◆ WRITTEN PROBLEM
Copy out the listing exactly.

##############################

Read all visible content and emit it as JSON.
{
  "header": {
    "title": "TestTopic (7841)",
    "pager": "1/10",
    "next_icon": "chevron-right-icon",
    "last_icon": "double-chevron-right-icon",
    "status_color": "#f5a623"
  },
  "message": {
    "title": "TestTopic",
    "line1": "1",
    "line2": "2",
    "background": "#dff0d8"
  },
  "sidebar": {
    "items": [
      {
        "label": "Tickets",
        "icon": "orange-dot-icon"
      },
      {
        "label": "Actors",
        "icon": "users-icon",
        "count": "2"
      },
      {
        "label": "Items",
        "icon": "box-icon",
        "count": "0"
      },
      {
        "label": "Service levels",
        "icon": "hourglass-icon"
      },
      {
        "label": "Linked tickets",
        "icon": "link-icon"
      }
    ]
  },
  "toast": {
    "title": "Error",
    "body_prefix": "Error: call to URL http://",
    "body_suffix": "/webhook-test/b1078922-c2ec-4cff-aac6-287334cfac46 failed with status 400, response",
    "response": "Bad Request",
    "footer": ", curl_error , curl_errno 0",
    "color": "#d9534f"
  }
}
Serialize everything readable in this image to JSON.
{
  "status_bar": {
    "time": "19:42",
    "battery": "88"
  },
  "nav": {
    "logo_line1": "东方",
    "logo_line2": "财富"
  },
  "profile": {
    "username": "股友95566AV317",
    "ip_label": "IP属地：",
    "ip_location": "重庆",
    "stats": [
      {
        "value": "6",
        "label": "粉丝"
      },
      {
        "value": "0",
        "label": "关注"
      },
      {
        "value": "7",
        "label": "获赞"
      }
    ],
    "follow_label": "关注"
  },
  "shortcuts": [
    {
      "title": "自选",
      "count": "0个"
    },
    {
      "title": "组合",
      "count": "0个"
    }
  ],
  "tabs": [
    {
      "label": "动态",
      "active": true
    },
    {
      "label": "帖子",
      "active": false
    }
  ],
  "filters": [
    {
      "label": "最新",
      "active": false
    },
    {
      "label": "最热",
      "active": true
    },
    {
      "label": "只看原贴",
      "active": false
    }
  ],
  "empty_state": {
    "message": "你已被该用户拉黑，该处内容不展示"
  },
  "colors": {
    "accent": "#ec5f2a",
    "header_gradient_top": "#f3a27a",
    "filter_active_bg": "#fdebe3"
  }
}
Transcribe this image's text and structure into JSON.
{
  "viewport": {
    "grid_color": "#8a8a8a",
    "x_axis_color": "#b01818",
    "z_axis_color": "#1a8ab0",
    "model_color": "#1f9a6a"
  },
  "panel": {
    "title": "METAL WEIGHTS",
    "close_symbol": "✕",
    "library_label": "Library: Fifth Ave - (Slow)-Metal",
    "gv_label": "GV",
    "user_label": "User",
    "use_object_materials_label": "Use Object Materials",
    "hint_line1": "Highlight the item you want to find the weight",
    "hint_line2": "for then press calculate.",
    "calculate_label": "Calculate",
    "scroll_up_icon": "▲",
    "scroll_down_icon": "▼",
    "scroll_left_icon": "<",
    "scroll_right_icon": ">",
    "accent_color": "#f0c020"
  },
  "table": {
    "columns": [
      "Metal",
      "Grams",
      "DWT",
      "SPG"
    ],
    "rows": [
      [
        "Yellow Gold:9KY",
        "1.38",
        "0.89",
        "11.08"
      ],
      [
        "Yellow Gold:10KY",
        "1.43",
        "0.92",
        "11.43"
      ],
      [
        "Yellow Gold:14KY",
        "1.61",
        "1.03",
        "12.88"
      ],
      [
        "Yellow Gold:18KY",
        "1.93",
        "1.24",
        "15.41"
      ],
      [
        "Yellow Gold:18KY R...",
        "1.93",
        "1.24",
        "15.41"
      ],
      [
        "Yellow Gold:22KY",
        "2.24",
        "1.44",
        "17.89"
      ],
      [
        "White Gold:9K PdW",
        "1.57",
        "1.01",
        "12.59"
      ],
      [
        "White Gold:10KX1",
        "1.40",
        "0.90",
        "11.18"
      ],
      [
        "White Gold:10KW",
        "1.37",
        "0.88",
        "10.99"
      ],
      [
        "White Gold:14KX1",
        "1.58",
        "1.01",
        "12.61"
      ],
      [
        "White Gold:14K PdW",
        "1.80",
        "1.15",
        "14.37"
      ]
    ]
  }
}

##############################

◆ COMPLETE RESPONSE
Read all visible content and emit it as JSON.
{
  "header": {
    "title": "TestTopic (7841)",
    "pager": "1/10",
    "next_icon": "chevron-right-icon",
    "last_icon": "double-chevron-right-icon",
    "status_color": "#f5a623"
  },
  "message": {
    "title": "TestTopic",
    "line1": "1",
    "line2": "2",
    "background": "#dff0d8"
  },
  "sidebar": {
    "items": [
      {
        "label": "Tickets",
        "icon": "orange-dot-icon"
      },
      {
        "label": "Actors",
        "icon": "users-icon",
        "count": "2"
      },
      {
        "label": "Items",
        "icon": "box-icon",
        "count": "0"
      },
      {
        "label": "Service levels",
        "icon": "hourglass-icon"
      },
      {
        "label": "Linked tickets",
        "icon": "link-icon"
      }
    ]
  },
  "toast": {
    "title": "Error",
    "body_prefix": "Error: call to URL http://",
    "body_suffix": "/webhook-test/b1078922-c2ec-4cff-aac6-287334cfac46 failed with status 400, response",
    "response": "Bad Request",
    "footer": ", curl_error , curl_errno 0",
    "color": "#d9534f"
  }
}
Serialize everything readable in this image to JSON.
{
  "status_bar": {
    "time": "19:42",
    "battery": "88"
  },
  "nav": {
    "logo_line1": "东方",
    "logo_line2": "财富"
  },
  "profile": {
    "username": "股友95566AV317",
    "ip_label": "IP属地：",
    "ip_location": "重庆",
    "stats": [
      {
        "value": "6",
        "label": "粉丝"
      },
      {
        "value": "0",
        "label": "关注"
      },
      {
        "value": "7",
        "label": "获赞"
      }
    ],
    "follow_label": "关注"
  },
  "shortcuts": [
    {
      "title": "自选",
      "count": "0个"
    },
    {
      "title": "组合",
      "count": "0个"
    }
  ],
  "tabs": [
    {
      "label": "动态",
      "active": true
    },
    {
      "label": "帖子",
      "active": false
    }
  ],
  "filters": [
    {
      "label": "最新",
      "active": false
    },
    {
      "label": "最热",
      "active": true
    },
    {
      "label": "只看原贴",
      "active": false
    }
  ],
  "empty_state": {
    "message": "你已被该用户拉黑，该处内容不展示"
  },
  "colors": {
    "accent": "#ec5f2a",
    "header_gradient_top": "#f3a27a",
    "filter_active_bg": "#fdebe3"
  }
}
Transcribe this image's text and structure into JSON.
{
  "viewport": {
    "grid_color": "#8a8a8a",
    "x_axis_color": "#b01818",
    "z_axis_color": "#1a8ab0",
    "model_color": "#1f9a6a"
  },
  "panel": {
    "title": "METAL WEIGHTS",
    "close_symbol": "✕",
    "library_label": "Library: Fifth Ave - (Slow)-Metal",
    "gv_label": "GV",
    "user_label": "User",
    "use_object_materials_label": "Use Object Materials",
    "hint_line1": "Highlight the item you want to find the weight",
    "hint_line2": "for then press calculate.",
    "calculate_label": "Calculate",
    "scroll_up_icon": "▲",
    "scroll_down_icon": "▼",
    "scroll_left_icon": "<",
    "scroll_right_icon": ">",
    "accent_color": "#f0c020"
  },
  "table": {
    "columns": [
      "Metal",
      "Grams",
      "DWT",
      "SPG"
    ],
    "rows": [
      [
        "Yellow Gold:9KY",
        "1.38",
        "0.89",
        "11.08"
      ],
      [
        "Yellow Gold:10KY",
        "1.43",
        "0.92",
        "11.43"
      ],
      [
        "Yellow Gold:14KY",
        "1.61",
        "1.03",
        "12.88"
      ],
      [
        "Yellow Gold:18KY",
        "1.93",
        "1.24",
        "15.41"
      ],
      [
        "Yellow Gold:18KY R...",
        "1.93",
        "1.24",
        "15.41"
      ],
      [
        "Yellow Gold:22KY",
        "2.24",
        "1.44",
        "17.89"
      ],
      [
        "White Gold:9K PdW",
        "1.57",
        "1.01",
        "12.59"
      ],
      [
        "White Gold:10KX1",
        "1.40",
        "0.90",
        "11.18"
      ],
      [
        "White Gold:10KW",
        "1.37",
        "0.88",
        "10.99"
      ],
      [
        "White Gold:14KX1",
        "1.58",
        "1.01",
        "12.61"
      ],
      [
        "White Gold:14K PdW",
        "1.80",
        "1.15",
        "14.37"
      ]
    ]
  }
}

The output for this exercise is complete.